:: SUPPLIED DATA ::

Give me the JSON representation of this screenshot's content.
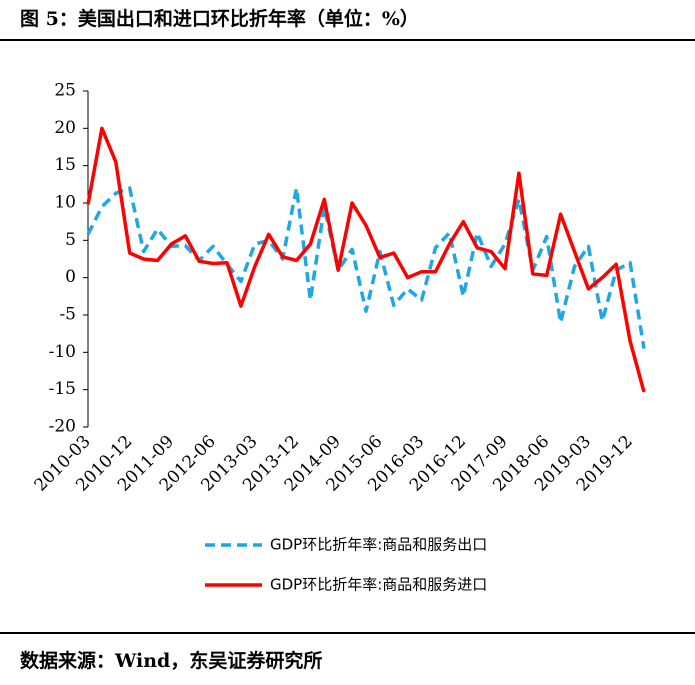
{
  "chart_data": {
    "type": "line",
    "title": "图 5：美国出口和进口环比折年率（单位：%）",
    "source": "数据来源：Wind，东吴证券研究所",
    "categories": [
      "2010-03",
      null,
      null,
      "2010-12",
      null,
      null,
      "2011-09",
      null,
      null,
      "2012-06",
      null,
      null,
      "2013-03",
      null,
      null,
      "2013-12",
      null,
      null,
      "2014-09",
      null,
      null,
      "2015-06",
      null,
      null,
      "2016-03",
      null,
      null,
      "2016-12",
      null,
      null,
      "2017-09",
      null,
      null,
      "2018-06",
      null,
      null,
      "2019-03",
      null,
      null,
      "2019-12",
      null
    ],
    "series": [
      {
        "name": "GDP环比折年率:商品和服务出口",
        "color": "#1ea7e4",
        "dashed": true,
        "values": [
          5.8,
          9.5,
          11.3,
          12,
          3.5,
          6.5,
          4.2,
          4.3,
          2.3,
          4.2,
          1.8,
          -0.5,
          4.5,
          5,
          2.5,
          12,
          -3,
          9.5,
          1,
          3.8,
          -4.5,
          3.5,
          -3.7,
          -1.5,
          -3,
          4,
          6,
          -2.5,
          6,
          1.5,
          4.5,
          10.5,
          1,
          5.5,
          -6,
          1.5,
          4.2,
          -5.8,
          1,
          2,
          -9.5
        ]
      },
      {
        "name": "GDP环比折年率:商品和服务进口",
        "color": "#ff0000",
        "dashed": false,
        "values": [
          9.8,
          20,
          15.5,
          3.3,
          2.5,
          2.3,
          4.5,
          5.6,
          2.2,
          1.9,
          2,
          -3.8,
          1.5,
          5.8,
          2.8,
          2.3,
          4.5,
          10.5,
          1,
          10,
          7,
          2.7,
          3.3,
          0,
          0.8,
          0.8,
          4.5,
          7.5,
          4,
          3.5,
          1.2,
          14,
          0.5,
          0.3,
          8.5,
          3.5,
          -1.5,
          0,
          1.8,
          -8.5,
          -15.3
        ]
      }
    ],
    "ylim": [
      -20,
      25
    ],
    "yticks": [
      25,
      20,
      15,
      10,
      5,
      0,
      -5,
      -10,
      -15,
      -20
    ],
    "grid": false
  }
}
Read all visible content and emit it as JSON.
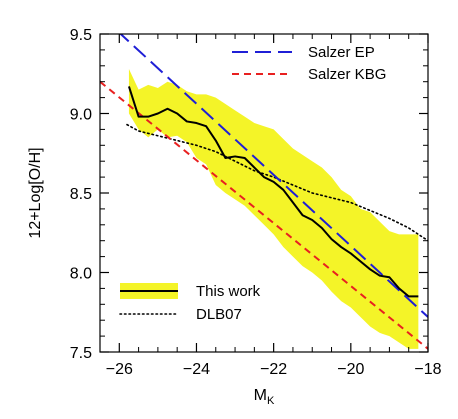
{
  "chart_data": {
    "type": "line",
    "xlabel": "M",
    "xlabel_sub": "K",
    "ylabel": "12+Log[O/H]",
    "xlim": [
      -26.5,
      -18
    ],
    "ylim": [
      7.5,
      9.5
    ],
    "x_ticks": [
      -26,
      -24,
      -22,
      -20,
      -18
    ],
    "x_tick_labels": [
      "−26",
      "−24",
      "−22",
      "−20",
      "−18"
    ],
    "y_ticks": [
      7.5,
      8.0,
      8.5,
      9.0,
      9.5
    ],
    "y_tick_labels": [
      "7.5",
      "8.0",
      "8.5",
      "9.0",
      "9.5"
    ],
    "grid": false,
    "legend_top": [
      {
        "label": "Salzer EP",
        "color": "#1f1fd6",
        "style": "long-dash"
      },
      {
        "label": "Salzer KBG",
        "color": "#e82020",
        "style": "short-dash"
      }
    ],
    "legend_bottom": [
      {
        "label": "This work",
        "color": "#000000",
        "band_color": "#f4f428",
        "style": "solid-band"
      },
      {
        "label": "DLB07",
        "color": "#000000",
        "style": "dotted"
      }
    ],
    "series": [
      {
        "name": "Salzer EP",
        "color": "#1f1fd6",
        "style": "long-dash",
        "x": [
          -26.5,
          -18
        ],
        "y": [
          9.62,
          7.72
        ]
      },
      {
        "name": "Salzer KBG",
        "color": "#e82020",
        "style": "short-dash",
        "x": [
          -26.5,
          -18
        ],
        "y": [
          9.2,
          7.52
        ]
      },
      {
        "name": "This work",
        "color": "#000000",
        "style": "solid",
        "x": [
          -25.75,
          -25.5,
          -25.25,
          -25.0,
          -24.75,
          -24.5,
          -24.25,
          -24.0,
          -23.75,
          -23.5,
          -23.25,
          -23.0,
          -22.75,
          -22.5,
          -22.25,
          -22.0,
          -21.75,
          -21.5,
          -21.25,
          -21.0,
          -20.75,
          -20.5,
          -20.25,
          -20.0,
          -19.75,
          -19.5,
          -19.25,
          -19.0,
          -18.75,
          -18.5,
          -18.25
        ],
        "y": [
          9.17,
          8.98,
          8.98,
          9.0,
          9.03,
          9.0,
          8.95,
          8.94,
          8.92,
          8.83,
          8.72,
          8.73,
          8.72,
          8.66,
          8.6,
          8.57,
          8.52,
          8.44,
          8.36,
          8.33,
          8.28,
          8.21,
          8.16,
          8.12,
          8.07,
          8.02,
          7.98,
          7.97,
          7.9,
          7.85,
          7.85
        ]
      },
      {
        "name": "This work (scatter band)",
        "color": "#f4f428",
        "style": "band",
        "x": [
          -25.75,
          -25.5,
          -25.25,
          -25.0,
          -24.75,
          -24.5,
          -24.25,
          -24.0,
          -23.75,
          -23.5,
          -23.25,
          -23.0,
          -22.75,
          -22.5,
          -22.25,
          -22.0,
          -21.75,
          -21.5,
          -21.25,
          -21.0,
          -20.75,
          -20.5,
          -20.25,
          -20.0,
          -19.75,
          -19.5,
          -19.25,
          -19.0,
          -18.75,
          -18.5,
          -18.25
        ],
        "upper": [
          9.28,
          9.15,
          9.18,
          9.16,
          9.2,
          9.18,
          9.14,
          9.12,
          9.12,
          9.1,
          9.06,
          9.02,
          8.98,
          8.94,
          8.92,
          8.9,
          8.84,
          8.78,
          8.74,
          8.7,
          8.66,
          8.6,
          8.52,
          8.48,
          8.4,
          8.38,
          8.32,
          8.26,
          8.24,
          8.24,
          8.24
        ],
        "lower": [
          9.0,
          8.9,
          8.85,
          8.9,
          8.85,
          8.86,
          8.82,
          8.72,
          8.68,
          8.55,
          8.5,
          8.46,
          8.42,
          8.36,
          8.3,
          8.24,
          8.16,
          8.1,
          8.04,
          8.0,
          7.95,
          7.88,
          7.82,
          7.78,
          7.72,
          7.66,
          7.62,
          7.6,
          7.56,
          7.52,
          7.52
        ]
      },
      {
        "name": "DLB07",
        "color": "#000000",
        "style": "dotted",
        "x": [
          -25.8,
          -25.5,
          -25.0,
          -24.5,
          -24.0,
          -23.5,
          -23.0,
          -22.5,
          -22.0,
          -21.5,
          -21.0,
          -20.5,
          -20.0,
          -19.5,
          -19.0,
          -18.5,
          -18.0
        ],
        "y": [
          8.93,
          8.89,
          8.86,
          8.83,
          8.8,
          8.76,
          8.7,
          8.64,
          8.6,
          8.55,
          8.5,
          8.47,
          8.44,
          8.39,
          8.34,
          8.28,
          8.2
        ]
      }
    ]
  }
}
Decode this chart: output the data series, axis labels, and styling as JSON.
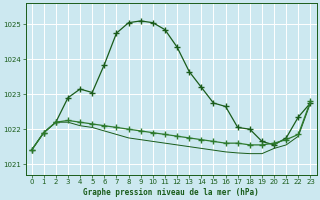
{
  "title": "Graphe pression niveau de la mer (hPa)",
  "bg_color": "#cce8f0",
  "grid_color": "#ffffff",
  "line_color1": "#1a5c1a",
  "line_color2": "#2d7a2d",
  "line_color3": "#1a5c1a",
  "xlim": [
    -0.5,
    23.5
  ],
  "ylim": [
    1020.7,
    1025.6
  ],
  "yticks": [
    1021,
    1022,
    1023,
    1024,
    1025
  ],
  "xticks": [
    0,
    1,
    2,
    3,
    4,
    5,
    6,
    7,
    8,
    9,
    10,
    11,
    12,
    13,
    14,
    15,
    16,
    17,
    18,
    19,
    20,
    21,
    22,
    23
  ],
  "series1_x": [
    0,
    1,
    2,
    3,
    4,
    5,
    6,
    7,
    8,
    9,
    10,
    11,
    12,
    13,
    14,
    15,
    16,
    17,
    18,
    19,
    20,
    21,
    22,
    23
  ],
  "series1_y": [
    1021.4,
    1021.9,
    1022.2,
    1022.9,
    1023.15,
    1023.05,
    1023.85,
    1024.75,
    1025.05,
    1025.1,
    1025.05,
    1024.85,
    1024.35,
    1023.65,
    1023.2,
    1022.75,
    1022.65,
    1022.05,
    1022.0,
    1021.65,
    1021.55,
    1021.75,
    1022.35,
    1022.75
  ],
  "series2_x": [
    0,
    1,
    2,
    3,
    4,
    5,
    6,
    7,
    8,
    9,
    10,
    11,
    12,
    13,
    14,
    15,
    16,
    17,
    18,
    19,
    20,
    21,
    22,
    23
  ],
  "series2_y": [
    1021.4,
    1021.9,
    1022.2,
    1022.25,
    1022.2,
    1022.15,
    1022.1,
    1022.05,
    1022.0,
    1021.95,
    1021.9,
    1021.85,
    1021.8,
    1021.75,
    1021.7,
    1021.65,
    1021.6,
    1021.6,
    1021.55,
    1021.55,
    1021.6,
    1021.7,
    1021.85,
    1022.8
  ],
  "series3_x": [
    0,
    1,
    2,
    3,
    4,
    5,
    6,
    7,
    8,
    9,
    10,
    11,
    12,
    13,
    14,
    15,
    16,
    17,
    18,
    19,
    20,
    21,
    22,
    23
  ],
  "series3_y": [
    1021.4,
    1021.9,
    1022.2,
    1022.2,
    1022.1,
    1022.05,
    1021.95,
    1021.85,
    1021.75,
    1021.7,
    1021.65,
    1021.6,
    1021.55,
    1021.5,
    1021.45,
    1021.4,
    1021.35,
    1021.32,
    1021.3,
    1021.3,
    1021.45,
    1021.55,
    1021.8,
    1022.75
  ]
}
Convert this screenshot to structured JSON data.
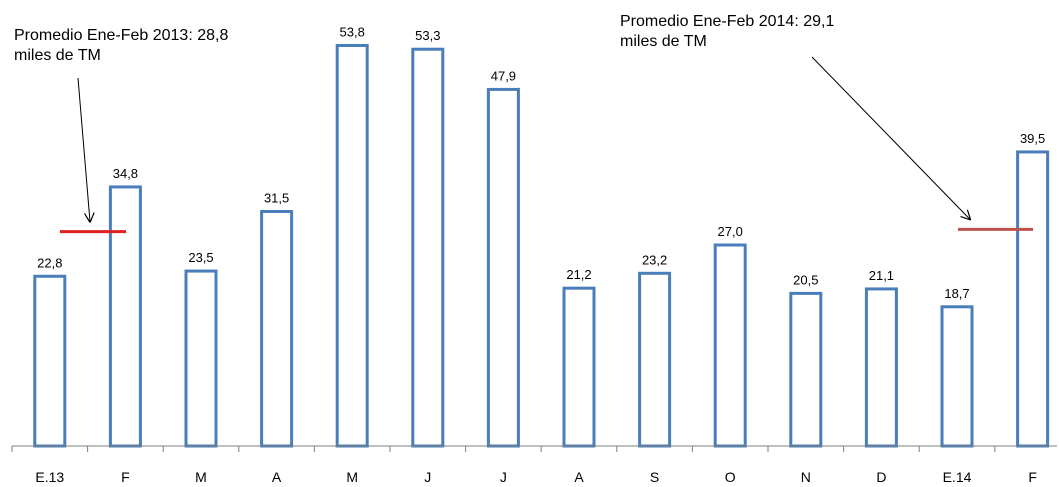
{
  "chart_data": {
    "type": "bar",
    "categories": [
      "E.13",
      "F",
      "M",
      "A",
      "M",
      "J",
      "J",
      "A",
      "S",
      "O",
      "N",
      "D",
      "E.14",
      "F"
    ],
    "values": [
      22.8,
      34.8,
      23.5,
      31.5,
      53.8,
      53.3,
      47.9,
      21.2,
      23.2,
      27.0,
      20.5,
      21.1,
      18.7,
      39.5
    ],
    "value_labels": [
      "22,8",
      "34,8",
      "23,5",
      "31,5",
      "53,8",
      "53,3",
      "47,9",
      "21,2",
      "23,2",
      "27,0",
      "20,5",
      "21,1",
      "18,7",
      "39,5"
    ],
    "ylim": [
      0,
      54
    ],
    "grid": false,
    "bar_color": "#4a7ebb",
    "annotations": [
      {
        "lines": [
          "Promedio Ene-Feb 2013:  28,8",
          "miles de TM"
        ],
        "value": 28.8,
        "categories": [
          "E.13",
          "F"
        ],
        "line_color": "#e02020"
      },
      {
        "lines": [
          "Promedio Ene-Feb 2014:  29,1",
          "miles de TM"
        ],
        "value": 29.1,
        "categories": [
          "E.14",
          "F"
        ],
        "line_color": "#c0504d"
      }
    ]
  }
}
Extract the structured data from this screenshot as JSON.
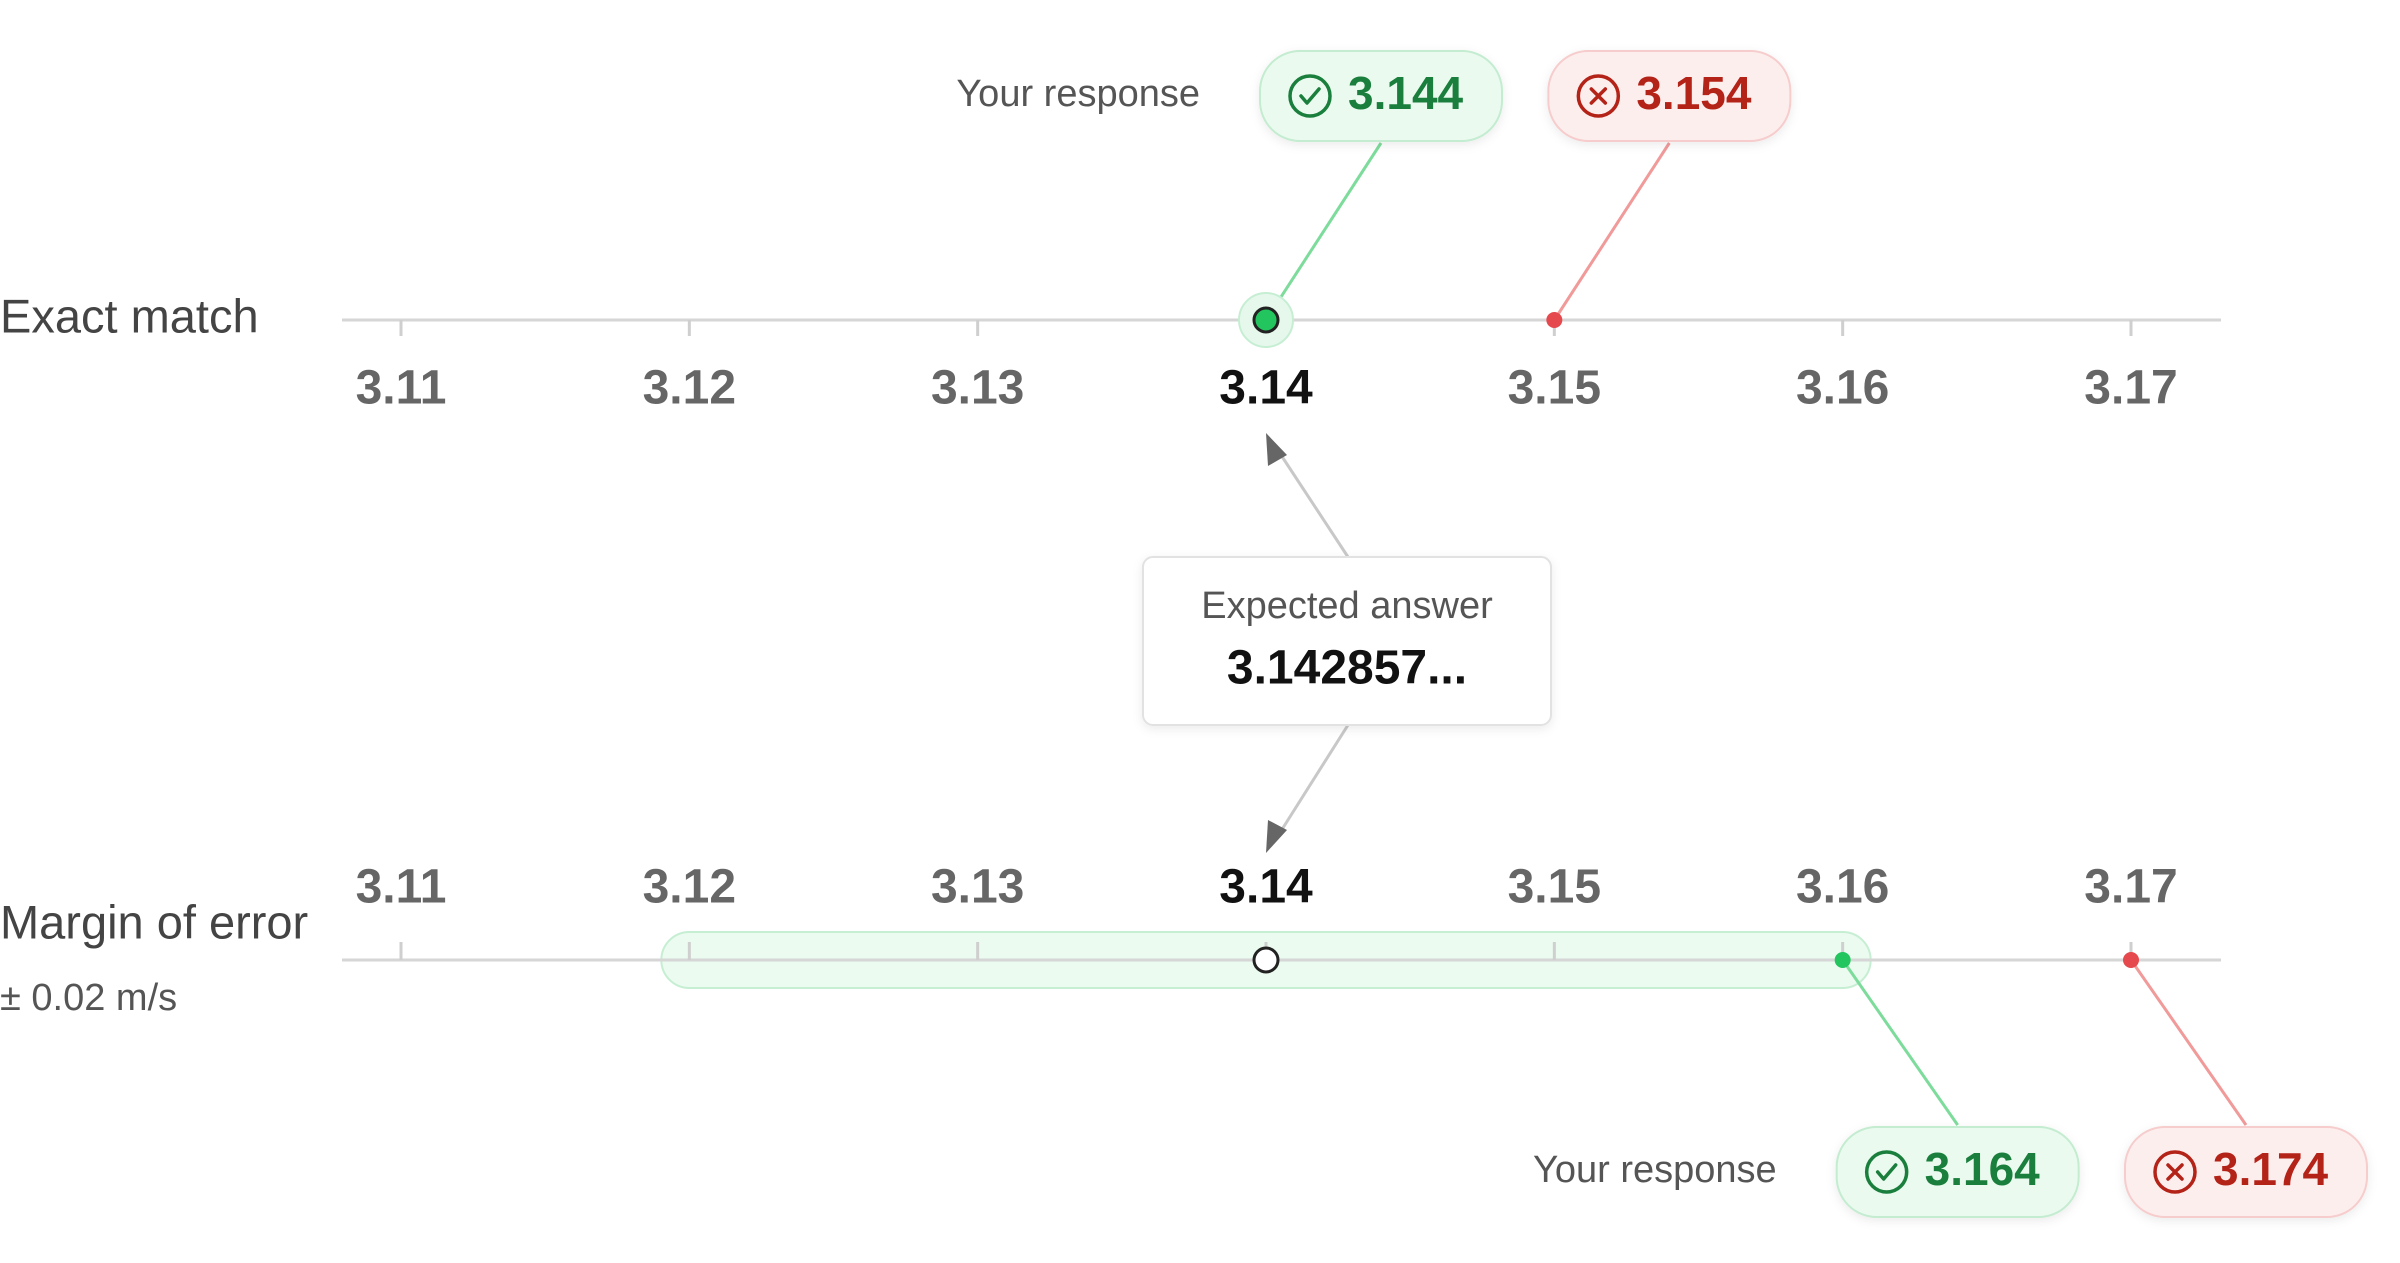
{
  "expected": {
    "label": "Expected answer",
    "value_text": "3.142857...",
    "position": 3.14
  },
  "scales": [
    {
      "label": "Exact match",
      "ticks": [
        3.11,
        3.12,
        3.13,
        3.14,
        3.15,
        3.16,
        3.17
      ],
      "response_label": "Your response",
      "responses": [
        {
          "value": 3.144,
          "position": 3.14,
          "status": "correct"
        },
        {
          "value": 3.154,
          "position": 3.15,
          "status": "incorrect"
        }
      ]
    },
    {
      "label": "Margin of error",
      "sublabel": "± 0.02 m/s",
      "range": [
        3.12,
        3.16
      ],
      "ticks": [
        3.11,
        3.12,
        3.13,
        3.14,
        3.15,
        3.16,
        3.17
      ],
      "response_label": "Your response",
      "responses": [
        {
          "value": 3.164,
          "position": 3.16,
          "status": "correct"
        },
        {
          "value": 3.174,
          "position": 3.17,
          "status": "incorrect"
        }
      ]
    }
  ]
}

:::

* **GIVEN INSTRUCTION**:
Look for "JSON" and pull out every line that has it.

* **OUTPUT FOR THIS TASK**:
Give me the JSON representation of this screenshot's content.
Read all visible content and emit it as JSON.
Decode this chart: output the data series, axis labels, and styling as JSON.
Convert this screenshot to structured JSON data.
Extract the structured data from this screenshot as JSON.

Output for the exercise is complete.